═════ Text provided ═════
About a third of all countries in the world now require officials to publicly disclose their assets. Institutions like the World Bank and the OECD see this as a good thing. Asset declarations, they say, are crucial tools for fighting corruption and holding officials accountable. As an investigative journalist in the Philippines, I found asset statements vital to digging into conflicts of interest and the illegal accumulation of wealth by those in public office. Asset statements are mother lodes of information – and journalists in Russia, South Africa, Bosnia and Thailand, to name only a few, have found them crucial to their investigations of official wrongdoing.
There is as yet no global consensus on the merits of asset transparency. Last month, Chinese authorities detained six anti-corruption activists who had been demanding that senior Communist Party officials declare their wealth. The demands come in the wake of exposés in the U.S. press, including a report that recently won the Pulitzer Prize, on the billions – yes, billions – illegally amassed by the so-called Red Nobility.
But the pushback on official disclosures comes from an unlikely quarter as well. On April 15, President Obama signed a law that reversed a provision in the STOCK Act of 2012, which required members of Congress, legislative staff and senior officials of the executive branch to post their financial disclosures online. As my former student Sasha Chavkin pointed out in an informative piece for the Columbia Journalism Review, the 2012 law also came on the heels of scandal – a 60 Minutes exposé on insider trading by congressmen.
For some time now, critics of asset transparency have been saying that wealth disclosures are unnecessary violations of privacy. Rather than disincentivizing corruption, they say, disclosures only provide fodder for “asset porn.” More importantly, the National Academy of Public Administration (NAPA) in Washington, DC said in a recent study that these disclosures, if posted in online databases, pose dangers to law enforcement and national security. NAPA also asserted that asset disclosures have “limited value” in terms of detecting conflicts of interest or insider trading.
═════ Supplied information ═════
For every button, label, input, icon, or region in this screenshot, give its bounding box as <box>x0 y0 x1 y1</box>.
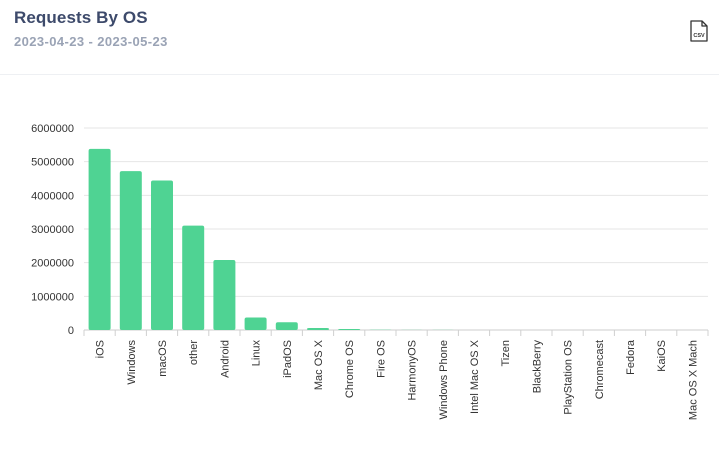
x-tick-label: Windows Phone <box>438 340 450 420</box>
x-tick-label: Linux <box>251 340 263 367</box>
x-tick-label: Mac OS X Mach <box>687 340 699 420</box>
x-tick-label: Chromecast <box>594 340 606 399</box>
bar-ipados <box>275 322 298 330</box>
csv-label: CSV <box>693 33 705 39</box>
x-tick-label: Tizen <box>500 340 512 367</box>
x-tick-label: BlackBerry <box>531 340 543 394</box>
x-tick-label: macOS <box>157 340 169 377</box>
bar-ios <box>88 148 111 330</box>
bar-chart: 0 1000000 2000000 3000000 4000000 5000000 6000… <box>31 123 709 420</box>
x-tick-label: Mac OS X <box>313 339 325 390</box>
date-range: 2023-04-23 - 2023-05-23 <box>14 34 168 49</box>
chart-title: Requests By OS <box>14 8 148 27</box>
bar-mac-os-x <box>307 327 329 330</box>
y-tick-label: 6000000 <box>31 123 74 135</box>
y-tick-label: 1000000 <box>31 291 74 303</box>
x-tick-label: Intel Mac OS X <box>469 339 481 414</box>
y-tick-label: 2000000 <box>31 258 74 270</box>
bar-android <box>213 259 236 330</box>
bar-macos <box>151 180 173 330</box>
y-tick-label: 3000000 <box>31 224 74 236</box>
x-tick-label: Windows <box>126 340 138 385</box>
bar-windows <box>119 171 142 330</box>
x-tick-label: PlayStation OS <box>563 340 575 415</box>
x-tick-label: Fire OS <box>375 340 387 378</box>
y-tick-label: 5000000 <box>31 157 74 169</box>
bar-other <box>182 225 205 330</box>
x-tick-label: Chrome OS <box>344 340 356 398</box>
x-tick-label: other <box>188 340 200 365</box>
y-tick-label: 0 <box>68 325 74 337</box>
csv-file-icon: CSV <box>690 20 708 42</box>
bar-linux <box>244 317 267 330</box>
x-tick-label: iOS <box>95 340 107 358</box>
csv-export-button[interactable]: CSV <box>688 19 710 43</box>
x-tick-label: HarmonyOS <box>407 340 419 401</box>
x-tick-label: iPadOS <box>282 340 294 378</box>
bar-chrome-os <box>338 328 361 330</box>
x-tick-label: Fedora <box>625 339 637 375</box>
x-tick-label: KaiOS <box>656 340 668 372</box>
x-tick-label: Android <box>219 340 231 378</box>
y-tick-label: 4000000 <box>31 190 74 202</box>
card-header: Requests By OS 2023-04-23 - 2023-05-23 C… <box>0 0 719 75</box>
═════
═════ Supplied information ═════
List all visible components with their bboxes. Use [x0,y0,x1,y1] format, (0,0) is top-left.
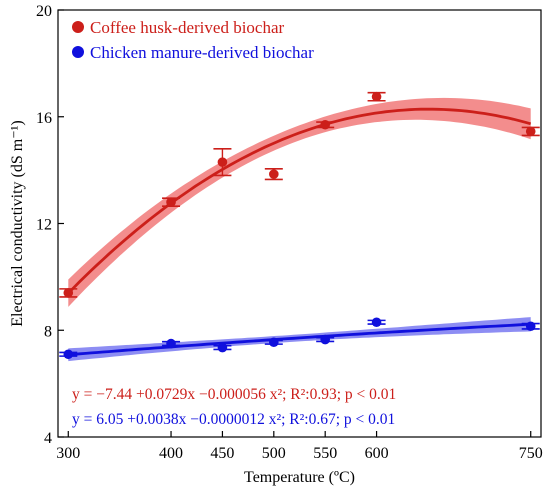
═════
═════ Supplied information ═════
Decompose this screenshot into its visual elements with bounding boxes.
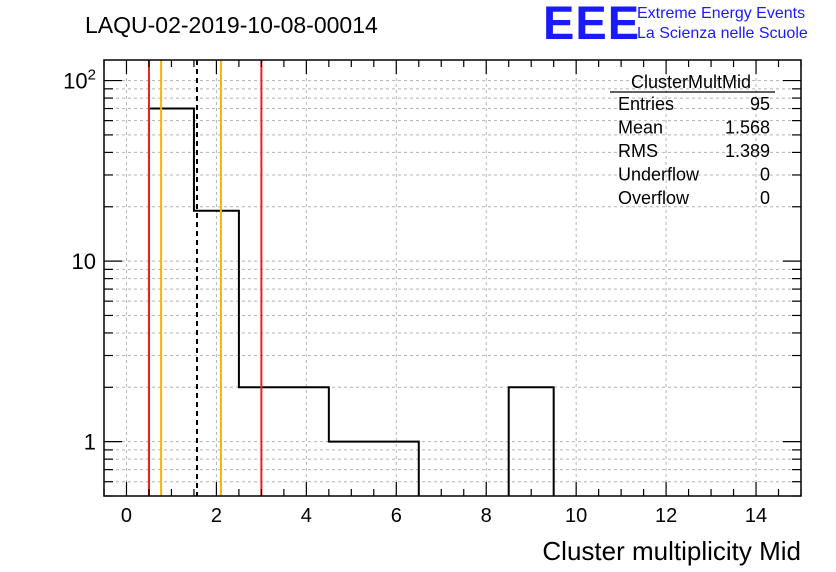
═════
■ Stated task
Write out the passage from the asset disclosure article word for word, starting with the words containing "About a third" and ending with "of official wrongdoing.".

■ Answer to the problem
About a third of all countries in the world now require officials to publicly disclose their assets. Institutions like the World Bank and the OECD see this as a good thing. Asset declarations, they say, are crucial tools for fighting corruption and holding officials accountable. As an investigative journalist in the Philippines, I found asset statements vital to digging into conflicts of interest and the illegal accumulation of wealth by those in public office. Asset statements are mother lodes of information – and journalists in Russia, South Africa, Bosnia and Thailand, to name only a few, have found them crucial to their investigations of official wrongdoing.